_DIRECTION_: Give again only what runs from the line with "What text is on this page?" to the final line of the entries below, exactly as written and without pictures.

(Dataset items)
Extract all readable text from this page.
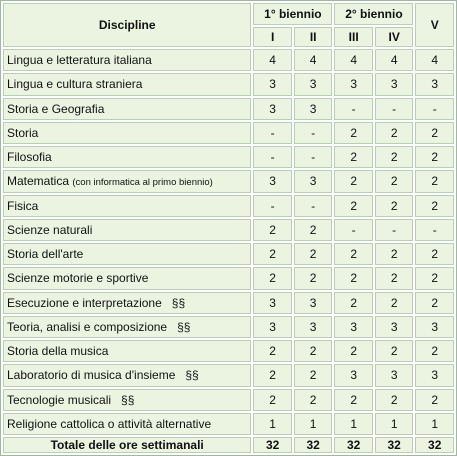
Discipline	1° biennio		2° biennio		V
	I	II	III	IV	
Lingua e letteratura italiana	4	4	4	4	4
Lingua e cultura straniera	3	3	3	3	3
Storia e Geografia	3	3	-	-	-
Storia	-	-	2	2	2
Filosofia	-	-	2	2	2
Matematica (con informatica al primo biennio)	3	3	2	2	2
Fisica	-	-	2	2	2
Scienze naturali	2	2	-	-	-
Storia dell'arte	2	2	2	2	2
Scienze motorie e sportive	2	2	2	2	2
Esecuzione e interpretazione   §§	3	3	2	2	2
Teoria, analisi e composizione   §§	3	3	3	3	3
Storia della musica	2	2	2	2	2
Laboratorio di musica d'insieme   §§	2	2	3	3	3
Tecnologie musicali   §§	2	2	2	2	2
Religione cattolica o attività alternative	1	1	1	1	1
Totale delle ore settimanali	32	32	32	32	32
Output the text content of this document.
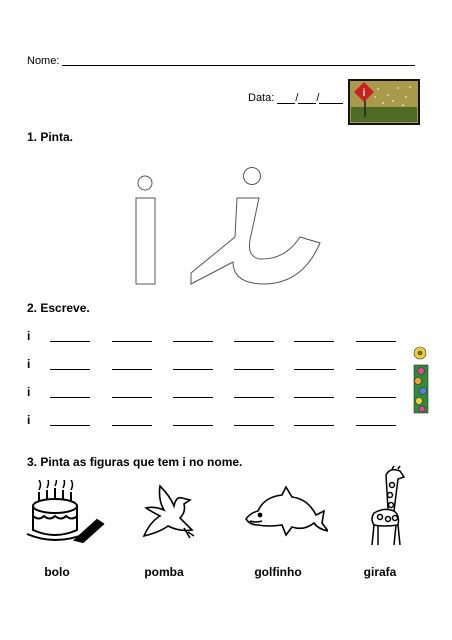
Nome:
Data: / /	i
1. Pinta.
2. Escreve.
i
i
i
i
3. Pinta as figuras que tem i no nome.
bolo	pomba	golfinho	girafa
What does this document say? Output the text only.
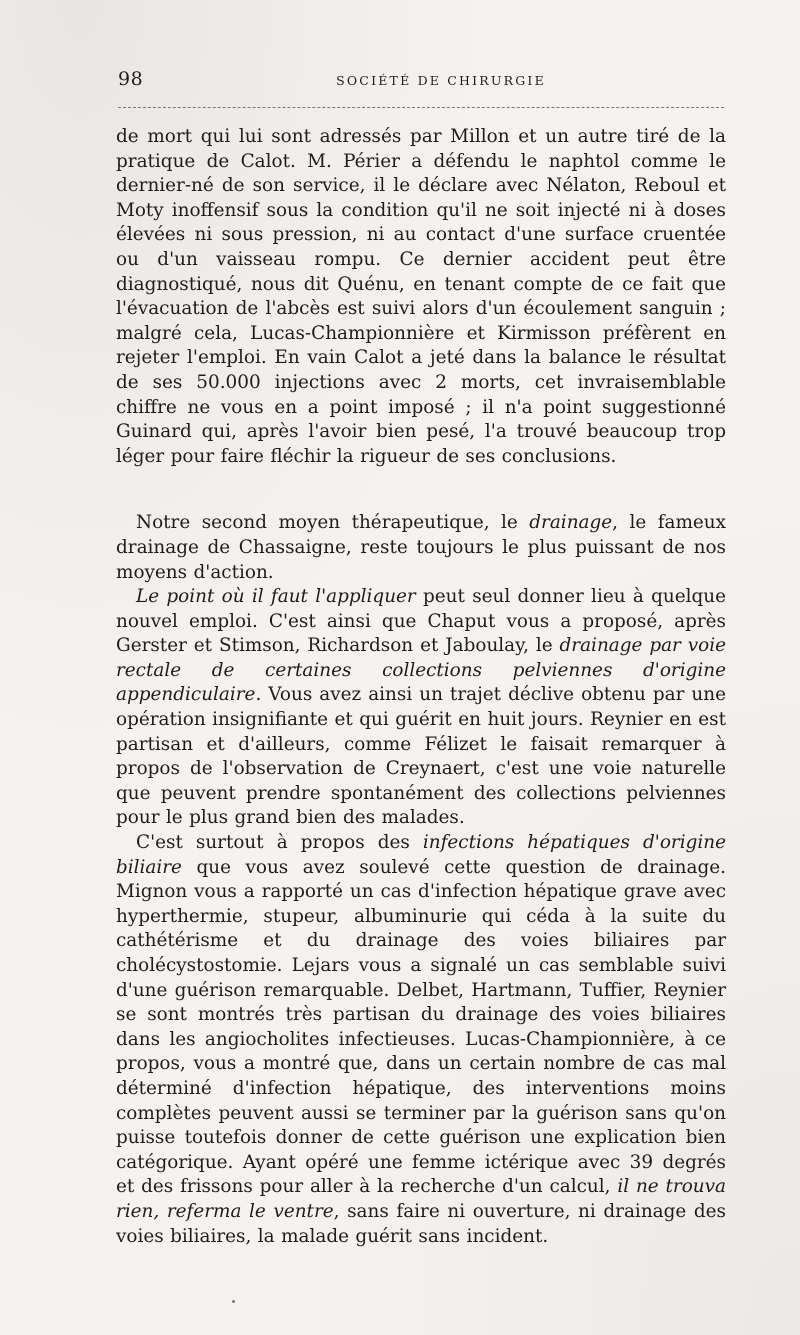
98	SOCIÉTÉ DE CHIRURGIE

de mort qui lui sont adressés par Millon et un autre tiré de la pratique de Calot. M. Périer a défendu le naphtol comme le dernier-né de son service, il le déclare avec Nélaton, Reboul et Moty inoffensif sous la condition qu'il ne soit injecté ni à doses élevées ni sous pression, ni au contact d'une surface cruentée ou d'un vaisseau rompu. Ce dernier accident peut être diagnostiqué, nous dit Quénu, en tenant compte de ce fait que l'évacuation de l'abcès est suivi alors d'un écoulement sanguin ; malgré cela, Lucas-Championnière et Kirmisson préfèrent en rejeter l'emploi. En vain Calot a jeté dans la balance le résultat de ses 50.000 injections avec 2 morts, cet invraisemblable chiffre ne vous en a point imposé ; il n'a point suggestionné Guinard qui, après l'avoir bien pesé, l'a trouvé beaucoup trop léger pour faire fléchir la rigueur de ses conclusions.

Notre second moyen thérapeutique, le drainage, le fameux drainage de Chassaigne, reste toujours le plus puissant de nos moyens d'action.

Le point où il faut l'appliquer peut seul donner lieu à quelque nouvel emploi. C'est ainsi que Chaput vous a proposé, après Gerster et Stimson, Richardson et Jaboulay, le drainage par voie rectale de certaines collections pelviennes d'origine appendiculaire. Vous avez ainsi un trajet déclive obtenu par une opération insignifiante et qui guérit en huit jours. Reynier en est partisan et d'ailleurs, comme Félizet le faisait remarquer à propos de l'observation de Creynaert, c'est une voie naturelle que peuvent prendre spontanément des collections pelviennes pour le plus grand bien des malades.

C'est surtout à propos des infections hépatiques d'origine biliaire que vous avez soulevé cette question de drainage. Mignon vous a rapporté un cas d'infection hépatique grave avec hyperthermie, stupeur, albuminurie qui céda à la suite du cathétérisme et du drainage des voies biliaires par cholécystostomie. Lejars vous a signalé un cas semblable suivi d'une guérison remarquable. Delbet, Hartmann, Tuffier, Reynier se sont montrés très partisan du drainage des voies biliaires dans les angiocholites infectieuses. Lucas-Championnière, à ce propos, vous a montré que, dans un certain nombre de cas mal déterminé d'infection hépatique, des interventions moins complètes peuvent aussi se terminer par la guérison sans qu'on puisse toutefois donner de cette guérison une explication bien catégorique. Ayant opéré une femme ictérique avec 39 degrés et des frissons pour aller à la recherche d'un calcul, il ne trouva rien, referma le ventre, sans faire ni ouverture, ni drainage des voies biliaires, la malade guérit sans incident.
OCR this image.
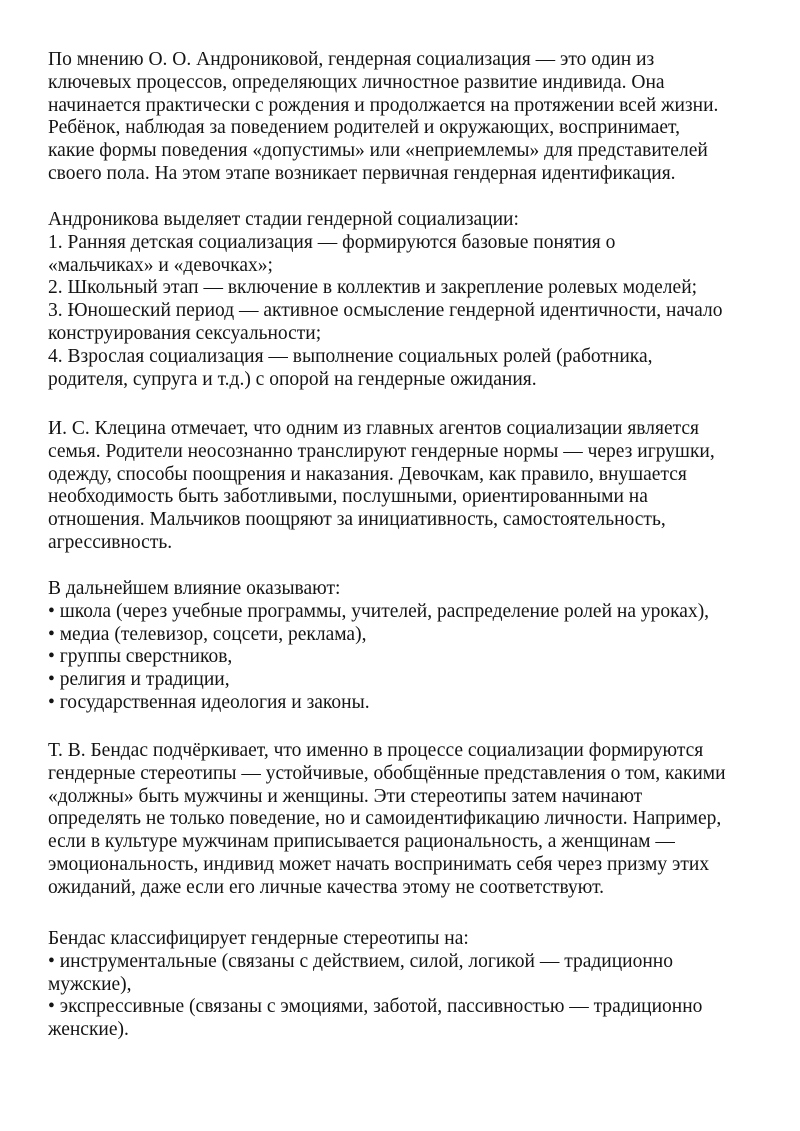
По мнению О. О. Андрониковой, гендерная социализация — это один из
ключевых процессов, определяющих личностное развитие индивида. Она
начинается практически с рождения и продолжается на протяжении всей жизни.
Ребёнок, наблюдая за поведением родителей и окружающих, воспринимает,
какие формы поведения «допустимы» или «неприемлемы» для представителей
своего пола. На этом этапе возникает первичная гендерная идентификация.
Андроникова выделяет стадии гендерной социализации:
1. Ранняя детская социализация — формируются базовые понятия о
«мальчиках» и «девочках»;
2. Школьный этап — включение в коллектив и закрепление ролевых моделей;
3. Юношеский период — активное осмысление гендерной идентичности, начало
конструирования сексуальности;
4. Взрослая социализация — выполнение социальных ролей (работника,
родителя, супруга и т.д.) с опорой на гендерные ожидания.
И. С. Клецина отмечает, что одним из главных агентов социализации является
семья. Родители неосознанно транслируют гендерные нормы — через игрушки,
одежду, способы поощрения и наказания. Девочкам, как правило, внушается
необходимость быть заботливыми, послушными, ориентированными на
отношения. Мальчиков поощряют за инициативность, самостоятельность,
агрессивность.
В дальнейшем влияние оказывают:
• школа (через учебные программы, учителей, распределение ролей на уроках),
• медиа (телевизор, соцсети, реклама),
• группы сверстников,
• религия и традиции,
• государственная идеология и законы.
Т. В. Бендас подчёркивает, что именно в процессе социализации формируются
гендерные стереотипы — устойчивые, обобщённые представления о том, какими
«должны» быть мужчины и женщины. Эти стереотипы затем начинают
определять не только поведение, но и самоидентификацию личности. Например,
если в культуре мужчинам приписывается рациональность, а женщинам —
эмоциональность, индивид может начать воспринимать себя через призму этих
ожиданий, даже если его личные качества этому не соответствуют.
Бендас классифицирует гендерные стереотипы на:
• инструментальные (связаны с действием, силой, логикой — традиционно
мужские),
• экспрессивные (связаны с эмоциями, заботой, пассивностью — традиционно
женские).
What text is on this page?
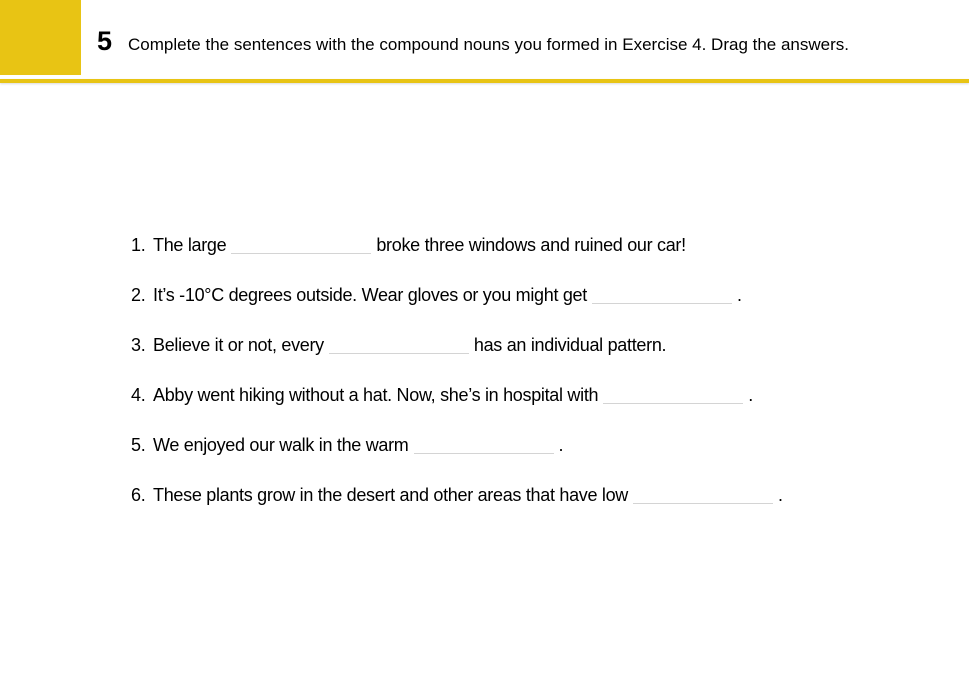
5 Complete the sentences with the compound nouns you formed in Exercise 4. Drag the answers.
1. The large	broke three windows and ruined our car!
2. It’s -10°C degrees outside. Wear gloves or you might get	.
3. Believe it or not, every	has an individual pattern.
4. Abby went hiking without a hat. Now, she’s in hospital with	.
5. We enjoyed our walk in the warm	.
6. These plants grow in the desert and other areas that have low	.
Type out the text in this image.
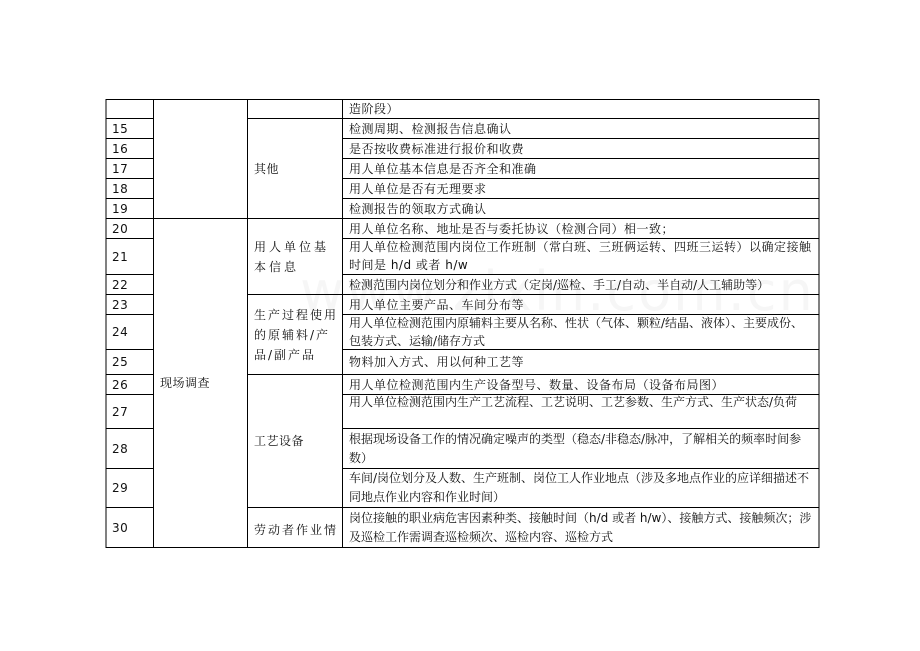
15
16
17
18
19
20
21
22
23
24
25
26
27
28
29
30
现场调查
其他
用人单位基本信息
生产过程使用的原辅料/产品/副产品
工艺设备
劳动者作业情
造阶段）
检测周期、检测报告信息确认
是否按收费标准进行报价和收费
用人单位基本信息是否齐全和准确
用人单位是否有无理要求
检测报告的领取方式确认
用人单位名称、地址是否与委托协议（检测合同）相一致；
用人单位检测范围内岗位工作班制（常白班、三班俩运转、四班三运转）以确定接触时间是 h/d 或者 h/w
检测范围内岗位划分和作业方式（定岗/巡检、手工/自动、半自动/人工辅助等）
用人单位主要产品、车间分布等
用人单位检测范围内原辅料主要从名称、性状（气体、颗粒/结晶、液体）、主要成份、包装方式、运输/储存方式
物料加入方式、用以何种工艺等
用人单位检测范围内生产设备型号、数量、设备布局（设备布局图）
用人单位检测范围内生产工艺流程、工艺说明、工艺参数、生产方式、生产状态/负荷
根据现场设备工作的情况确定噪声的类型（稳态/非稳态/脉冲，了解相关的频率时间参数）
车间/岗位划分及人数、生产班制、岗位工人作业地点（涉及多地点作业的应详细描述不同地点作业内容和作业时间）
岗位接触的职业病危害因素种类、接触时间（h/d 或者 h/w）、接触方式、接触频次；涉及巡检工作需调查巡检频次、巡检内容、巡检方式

_REPLY_:
What text is on this page?
5 Complete the sentences with the compound nouns you formed in Exercise 4. Drag the answers.
1. The large	broke three windows and ruined our car!
2. It’s -10°C degrees outside. Wear gloves or you might get	.
3. Believe it or not, every	has an individual pattern.
4. Abby went hiking without a hat. Now, she’s in hospital with	.
5. We enjoyed our walk in the warm	.
6. These plants grow in the desert and other areas that have low	.
Type out the text in this image.
15
16
17
18
19
20
21
22
23
24
25
26
27
28
29
30
现场调查
其他
用人单位基本信息
生产过程使用的原辅料/产品/副产品
工艺设备
劳动者作业情
造阶段）
检测周期、检测报告信息确认
是否按收费标准进行报价和收费
用人单位基本信息是否齐全和准确
用人单位是否有无理要求
检测报告的领取方式确认
用人单位名称、地址是否与委托协议（检测合同）相一致；
用人单位检测范围内岗位工作班制（常白班、三班俩运转、四班三运转）以确定接触时间是 h/d 或者 h/w
检测范围内岗位划分和作业方式（定岗/巡检、手工/自动、半自动/人工辅助等）
用人单位主要产品、车间分布等
用人单位检测范围内原辅料主要从名称、性状（气体、颗粒/结晶、液体）、主要成份、包装方式、运输/储存方式
物料加入方式、用以何种工艺等
用人单位检测范围内生产设备型号、数量、设备布局（设备布局图）
用人单位检测范围内生产工艺流程、工艺说明、工艺参数、生产方式、生产状态/负荷
根据现场设备工作的情况确定噪声的类型（稳态/非稳态/脉冲，了解相关的频率时间参数）
车间/岗位划分及人数、生产班制、岗位工人作业地点（涉及多地点作业的应详细描述不同地点作业内容和作业时间）
岗位接触的职业病危害因素种类、接触时间（h/d 或者 h/w）、接触方式、接触频次；涉及巡检工作需调查巡检频次、巡检内容、巡检方式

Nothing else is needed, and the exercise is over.